### The request
Identify each line below that contains the word "break", and copy it out.

### Exercise material
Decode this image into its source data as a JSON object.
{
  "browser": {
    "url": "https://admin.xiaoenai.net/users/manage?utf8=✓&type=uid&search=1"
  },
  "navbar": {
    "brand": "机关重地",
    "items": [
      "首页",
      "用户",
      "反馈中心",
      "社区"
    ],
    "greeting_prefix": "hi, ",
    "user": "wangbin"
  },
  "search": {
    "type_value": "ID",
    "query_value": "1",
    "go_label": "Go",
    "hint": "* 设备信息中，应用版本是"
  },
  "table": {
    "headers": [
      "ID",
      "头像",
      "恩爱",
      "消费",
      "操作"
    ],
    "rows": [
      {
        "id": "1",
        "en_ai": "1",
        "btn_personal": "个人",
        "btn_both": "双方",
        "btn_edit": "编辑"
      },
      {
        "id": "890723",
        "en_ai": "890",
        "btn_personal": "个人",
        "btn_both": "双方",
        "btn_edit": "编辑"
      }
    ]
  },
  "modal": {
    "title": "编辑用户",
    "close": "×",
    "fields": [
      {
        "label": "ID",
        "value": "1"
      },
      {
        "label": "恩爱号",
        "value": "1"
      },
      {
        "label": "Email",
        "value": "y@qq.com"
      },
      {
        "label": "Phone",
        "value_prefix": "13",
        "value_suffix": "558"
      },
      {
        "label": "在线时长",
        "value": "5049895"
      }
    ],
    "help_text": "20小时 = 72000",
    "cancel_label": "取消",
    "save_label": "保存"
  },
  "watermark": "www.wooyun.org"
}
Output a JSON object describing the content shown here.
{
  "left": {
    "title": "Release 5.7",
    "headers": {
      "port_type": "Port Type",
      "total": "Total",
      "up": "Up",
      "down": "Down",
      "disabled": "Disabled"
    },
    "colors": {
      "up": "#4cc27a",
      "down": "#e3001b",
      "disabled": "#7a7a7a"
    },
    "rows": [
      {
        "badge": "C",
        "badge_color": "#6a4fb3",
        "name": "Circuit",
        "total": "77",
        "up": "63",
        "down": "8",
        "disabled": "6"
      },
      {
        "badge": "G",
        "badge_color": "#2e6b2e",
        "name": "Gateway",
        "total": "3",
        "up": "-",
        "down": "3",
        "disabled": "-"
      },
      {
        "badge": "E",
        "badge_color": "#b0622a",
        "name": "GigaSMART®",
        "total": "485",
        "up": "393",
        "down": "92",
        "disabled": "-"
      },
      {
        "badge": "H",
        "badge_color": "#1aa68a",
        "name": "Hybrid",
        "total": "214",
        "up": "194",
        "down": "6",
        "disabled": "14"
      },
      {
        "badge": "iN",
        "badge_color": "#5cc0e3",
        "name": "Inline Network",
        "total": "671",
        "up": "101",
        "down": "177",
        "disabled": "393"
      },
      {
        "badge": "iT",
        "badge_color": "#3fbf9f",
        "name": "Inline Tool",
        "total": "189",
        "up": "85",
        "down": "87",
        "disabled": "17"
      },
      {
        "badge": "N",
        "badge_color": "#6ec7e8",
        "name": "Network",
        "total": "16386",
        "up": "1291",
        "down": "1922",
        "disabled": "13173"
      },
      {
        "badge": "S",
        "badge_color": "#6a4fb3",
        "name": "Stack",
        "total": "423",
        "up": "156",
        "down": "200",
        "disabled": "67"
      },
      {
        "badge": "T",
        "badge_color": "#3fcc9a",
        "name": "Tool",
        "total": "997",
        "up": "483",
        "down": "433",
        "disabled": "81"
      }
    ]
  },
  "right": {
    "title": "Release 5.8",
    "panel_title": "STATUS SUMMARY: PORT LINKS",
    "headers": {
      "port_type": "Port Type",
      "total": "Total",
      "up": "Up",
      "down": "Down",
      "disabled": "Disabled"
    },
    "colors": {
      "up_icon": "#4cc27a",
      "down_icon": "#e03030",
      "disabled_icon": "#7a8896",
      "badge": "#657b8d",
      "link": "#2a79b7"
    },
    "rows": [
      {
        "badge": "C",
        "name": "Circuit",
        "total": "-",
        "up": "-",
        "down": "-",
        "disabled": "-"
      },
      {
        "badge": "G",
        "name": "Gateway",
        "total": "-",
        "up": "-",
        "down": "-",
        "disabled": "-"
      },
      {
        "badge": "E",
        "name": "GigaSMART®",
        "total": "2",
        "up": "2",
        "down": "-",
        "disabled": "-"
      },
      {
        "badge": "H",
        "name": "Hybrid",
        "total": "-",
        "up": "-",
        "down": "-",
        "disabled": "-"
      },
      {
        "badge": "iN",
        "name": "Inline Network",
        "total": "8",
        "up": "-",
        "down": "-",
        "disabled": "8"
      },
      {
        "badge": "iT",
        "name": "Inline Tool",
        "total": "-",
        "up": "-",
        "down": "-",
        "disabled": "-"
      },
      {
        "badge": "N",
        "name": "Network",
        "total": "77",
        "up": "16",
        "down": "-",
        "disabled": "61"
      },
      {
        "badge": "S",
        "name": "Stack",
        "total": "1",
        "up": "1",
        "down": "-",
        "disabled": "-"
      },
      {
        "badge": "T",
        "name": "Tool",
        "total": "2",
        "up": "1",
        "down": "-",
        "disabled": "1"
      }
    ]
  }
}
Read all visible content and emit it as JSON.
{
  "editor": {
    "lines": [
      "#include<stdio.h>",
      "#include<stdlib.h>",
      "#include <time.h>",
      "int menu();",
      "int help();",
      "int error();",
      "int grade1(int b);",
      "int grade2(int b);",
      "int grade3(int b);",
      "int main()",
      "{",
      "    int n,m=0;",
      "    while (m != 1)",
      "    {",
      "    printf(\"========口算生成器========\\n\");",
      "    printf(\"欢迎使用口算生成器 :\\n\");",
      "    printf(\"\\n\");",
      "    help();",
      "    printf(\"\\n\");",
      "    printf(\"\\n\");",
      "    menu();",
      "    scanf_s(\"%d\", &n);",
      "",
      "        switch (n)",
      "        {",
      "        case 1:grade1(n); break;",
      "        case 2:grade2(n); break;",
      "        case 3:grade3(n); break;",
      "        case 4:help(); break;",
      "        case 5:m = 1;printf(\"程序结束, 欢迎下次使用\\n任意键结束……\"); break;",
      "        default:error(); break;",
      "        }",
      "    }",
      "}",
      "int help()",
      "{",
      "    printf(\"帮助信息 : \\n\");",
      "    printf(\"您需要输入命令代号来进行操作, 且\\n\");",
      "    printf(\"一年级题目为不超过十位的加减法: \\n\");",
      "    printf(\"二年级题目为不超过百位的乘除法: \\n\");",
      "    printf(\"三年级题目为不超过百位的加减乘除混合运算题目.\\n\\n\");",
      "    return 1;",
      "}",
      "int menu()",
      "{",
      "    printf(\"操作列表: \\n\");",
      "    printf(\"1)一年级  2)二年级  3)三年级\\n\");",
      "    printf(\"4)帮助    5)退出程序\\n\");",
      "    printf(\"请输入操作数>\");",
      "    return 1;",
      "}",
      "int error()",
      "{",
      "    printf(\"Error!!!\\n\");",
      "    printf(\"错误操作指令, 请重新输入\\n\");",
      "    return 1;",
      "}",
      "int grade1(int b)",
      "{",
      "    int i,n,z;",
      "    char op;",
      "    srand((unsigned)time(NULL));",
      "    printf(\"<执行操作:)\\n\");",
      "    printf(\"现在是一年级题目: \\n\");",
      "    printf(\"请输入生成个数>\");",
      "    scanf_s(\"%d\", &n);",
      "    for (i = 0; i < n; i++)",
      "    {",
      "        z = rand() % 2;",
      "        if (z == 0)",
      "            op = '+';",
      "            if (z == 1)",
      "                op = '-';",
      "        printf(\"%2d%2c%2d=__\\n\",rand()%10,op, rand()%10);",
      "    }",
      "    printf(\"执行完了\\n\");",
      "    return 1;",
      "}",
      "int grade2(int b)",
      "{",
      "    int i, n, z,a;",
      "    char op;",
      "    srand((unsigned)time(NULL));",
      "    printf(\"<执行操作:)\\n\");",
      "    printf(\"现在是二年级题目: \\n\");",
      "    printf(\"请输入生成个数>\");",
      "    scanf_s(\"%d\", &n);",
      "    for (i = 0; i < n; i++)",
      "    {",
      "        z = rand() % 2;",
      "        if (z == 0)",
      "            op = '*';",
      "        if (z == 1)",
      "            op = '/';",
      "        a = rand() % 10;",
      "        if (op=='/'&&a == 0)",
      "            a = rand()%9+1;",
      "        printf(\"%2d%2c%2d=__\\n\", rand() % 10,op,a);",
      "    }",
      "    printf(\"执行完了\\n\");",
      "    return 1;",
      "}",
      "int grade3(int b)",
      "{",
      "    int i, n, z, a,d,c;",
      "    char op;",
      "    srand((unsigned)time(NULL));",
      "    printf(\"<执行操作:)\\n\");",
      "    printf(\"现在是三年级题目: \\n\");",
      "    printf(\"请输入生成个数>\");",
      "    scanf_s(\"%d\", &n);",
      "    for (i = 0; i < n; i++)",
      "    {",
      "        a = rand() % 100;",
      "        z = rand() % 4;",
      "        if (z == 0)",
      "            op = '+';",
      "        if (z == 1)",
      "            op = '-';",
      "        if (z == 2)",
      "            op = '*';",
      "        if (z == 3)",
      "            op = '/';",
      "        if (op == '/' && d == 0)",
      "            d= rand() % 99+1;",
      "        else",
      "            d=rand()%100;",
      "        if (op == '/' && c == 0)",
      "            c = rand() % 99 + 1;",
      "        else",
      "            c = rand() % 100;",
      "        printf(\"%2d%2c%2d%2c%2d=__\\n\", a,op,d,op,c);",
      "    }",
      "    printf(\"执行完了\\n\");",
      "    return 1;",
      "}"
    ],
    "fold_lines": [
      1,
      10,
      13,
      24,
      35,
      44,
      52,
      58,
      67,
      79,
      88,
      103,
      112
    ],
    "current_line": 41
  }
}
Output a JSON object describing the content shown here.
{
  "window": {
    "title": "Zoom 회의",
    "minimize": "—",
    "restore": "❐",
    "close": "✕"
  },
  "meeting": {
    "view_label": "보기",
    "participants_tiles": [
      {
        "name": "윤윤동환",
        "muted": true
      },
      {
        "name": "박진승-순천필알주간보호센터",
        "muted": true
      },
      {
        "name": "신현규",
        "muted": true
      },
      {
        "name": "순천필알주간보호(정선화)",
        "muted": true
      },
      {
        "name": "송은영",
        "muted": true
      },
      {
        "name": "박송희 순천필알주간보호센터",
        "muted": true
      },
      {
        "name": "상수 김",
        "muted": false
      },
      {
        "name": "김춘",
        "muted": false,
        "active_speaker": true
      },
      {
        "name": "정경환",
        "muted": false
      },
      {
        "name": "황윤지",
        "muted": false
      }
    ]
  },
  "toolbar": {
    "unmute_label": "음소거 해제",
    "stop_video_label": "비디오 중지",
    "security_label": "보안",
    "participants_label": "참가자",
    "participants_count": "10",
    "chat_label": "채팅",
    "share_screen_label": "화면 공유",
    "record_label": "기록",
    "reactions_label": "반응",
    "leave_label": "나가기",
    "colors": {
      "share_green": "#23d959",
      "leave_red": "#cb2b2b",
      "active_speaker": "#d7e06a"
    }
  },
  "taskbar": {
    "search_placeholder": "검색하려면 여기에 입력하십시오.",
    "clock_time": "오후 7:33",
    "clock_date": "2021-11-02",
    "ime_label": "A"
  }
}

### Solution to the problem
      "        case 1:grade1(n); break;",
      "        case 2:grade2(n); break;",
      "        case 3:grade3(n); break;",
      "        case 4:help(); break;",
      "        case 5:m = 1;printf(\"程序结束, 欢迎下次使用\\n任意键结束……\"); break;",
      "        default:error(); break;",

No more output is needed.